Look over the lines below. Report each one that includes the string "JSON".

## Records shown:
>> Start
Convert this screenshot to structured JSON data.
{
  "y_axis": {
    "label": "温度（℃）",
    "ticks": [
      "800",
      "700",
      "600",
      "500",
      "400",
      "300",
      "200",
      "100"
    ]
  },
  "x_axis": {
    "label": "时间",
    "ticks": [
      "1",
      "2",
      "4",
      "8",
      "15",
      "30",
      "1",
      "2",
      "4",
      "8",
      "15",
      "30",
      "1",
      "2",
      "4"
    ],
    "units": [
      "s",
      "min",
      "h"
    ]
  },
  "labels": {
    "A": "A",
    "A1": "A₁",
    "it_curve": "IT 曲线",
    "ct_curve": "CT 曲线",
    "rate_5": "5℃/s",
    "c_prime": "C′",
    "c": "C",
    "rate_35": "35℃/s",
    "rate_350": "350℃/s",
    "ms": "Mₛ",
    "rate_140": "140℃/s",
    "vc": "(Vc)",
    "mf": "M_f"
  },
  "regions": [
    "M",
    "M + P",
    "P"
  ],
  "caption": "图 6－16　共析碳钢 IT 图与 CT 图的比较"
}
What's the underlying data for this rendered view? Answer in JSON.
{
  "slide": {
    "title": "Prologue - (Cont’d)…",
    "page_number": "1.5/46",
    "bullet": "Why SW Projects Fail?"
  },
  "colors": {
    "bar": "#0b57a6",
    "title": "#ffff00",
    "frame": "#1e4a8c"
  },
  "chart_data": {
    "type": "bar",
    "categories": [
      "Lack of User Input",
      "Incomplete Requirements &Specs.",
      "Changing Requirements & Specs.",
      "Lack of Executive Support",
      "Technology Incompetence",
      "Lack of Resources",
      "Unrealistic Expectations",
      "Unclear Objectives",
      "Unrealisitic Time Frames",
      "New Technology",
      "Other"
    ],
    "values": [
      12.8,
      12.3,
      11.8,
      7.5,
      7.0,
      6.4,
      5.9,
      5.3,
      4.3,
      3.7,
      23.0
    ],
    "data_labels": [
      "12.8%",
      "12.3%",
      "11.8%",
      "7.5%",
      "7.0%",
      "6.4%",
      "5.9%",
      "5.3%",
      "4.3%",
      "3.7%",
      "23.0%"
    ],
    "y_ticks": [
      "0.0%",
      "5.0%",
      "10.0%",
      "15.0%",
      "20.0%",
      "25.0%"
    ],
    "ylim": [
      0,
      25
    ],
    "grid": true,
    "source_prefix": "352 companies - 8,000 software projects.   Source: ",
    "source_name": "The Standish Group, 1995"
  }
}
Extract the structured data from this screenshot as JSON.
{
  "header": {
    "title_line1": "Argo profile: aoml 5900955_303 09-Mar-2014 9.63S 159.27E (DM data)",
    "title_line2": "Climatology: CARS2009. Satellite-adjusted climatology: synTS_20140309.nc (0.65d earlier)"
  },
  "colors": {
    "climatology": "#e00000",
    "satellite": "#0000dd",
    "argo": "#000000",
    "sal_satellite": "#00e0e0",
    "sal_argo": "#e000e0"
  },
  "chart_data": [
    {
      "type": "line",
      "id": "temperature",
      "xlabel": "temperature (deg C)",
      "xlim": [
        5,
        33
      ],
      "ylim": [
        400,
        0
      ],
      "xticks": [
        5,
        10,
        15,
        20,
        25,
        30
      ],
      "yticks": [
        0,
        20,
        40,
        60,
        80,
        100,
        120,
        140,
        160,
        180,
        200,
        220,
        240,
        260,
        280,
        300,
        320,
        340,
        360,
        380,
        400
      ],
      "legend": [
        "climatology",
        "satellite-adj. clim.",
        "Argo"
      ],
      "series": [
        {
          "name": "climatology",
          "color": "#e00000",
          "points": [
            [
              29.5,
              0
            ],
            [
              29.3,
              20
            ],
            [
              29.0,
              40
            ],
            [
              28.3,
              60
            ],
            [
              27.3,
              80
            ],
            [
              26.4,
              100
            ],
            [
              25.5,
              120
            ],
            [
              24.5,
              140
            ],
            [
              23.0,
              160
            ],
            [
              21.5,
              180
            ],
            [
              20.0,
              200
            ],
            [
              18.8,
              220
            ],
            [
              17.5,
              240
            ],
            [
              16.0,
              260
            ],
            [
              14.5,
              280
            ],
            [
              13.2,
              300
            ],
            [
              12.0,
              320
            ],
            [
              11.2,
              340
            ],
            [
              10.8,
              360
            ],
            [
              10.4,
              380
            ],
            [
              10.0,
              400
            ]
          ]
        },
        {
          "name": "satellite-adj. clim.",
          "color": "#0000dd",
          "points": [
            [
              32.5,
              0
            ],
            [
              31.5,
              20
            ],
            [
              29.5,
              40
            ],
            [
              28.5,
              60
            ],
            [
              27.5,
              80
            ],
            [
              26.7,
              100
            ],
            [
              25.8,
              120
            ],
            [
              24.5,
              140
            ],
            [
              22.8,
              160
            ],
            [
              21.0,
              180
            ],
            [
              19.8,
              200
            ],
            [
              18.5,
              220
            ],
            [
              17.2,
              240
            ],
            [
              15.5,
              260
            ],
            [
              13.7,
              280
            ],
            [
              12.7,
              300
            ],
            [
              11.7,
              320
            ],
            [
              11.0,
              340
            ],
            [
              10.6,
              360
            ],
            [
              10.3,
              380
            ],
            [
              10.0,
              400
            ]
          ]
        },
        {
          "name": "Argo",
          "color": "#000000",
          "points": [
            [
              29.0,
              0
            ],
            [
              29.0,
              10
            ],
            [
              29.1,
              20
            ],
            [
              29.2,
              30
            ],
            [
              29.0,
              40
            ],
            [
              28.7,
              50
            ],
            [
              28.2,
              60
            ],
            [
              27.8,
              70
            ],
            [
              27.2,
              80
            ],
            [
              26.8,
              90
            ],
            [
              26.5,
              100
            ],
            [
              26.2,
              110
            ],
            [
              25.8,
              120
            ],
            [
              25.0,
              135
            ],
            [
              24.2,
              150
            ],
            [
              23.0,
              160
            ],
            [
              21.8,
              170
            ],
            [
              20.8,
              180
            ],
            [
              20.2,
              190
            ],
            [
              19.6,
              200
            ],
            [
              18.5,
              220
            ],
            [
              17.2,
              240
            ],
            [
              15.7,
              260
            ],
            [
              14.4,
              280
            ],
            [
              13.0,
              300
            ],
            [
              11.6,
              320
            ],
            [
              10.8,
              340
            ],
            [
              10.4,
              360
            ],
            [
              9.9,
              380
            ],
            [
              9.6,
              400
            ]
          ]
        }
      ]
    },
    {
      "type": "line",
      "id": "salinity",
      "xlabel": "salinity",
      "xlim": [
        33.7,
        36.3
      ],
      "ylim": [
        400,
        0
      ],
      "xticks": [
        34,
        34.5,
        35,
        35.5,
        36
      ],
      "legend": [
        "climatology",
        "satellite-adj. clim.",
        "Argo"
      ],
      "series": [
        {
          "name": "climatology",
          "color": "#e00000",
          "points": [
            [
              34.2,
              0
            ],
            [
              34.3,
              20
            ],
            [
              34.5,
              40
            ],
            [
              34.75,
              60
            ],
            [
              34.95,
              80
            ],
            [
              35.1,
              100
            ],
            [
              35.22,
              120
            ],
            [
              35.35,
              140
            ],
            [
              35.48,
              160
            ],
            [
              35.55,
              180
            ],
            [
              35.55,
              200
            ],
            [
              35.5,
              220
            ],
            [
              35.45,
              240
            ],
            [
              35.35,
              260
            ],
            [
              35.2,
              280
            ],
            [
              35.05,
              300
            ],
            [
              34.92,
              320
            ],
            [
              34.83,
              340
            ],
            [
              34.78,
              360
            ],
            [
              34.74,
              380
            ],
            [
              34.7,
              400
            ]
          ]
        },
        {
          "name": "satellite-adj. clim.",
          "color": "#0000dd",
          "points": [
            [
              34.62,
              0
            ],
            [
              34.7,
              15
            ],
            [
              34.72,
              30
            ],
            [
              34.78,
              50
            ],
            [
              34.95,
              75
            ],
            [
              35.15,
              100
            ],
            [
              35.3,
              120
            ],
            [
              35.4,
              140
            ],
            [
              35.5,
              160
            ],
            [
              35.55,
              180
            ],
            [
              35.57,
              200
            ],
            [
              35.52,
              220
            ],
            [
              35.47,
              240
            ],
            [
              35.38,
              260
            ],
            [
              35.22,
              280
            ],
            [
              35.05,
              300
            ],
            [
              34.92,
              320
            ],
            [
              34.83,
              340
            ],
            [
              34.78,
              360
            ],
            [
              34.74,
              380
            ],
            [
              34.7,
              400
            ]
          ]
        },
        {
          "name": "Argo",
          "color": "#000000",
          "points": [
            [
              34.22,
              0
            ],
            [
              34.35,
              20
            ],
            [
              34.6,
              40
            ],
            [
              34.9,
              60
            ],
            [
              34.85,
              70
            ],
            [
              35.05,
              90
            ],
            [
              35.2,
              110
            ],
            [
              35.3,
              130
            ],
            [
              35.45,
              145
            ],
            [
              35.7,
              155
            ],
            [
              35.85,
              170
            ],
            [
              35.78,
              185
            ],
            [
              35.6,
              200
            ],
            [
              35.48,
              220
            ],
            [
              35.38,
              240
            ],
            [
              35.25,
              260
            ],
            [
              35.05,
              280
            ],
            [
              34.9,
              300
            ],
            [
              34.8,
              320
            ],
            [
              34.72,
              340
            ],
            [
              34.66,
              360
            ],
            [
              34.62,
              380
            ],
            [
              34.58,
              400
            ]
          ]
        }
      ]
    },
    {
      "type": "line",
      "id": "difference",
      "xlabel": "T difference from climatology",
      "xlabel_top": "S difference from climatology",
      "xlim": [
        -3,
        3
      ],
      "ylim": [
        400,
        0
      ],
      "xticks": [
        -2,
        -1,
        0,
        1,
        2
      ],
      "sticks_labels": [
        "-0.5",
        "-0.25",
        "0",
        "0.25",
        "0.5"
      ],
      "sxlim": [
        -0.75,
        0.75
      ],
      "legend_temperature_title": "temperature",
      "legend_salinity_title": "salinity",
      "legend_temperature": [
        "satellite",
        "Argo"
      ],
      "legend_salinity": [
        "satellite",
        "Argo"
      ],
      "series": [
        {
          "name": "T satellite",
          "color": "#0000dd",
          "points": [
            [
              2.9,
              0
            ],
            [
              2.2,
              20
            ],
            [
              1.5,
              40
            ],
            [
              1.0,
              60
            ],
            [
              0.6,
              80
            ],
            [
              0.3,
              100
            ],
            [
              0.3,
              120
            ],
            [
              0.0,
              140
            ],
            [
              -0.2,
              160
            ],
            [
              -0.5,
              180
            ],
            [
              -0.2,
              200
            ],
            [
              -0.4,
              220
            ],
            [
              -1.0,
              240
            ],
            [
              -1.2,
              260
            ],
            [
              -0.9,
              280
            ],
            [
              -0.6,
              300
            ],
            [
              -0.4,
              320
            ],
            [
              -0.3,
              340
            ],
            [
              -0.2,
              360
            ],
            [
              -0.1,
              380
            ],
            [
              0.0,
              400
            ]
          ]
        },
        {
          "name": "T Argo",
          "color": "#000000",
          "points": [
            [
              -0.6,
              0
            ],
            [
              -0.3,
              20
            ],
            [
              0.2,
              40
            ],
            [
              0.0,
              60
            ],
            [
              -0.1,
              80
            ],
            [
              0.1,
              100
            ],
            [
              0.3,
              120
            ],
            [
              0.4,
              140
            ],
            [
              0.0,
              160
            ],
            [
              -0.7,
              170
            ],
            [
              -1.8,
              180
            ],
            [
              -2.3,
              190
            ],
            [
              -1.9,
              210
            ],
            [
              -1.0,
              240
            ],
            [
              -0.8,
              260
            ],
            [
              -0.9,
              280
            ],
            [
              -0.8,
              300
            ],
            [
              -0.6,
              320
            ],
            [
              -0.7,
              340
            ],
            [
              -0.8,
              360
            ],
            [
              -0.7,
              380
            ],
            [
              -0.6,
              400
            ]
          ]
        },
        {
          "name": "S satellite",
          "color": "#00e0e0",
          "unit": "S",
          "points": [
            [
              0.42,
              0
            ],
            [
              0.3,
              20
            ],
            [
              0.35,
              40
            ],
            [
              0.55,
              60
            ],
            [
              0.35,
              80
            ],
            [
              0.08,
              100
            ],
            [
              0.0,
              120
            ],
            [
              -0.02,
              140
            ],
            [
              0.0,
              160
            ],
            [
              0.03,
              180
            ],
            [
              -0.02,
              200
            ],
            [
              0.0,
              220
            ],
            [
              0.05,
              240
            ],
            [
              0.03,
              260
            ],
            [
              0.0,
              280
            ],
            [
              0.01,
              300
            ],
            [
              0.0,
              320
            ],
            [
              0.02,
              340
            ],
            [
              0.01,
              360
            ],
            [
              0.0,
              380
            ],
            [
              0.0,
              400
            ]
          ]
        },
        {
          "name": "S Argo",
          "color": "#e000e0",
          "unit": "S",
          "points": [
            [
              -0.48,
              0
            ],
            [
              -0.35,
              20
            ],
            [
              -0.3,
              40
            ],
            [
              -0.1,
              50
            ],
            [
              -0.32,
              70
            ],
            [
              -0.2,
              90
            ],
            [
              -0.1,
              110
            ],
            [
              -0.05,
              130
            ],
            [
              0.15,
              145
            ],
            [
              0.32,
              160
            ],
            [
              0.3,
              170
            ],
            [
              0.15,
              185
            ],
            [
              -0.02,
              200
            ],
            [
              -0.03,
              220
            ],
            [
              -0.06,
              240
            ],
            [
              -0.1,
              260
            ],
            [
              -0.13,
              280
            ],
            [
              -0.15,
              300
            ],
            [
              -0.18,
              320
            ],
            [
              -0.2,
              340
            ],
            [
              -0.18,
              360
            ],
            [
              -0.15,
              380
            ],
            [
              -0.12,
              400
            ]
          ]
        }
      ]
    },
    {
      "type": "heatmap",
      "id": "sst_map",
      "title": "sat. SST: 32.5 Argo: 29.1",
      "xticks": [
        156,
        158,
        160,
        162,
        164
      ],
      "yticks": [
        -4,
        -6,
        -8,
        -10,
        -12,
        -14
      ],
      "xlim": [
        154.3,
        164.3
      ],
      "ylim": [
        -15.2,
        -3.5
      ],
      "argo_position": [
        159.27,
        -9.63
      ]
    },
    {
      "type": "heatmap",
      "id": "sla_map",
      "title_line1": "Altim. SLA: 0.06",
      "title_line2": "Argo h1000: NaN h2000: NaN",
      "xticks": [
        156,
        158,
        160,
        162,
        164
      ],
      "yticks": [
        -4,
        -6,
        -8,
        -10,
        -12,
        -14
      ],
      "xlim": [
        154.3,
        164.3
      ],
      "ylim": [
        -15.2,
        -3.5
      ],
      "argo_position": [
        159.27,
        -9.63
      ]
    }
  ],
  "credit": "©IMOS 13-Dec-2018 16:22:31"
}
>> End
## Written answer:
Convert this screenshot to structured JSON data.
What's the underlying data for this rendered view? Answer in JSON.
Extract the structured data from this screenshot as JSON.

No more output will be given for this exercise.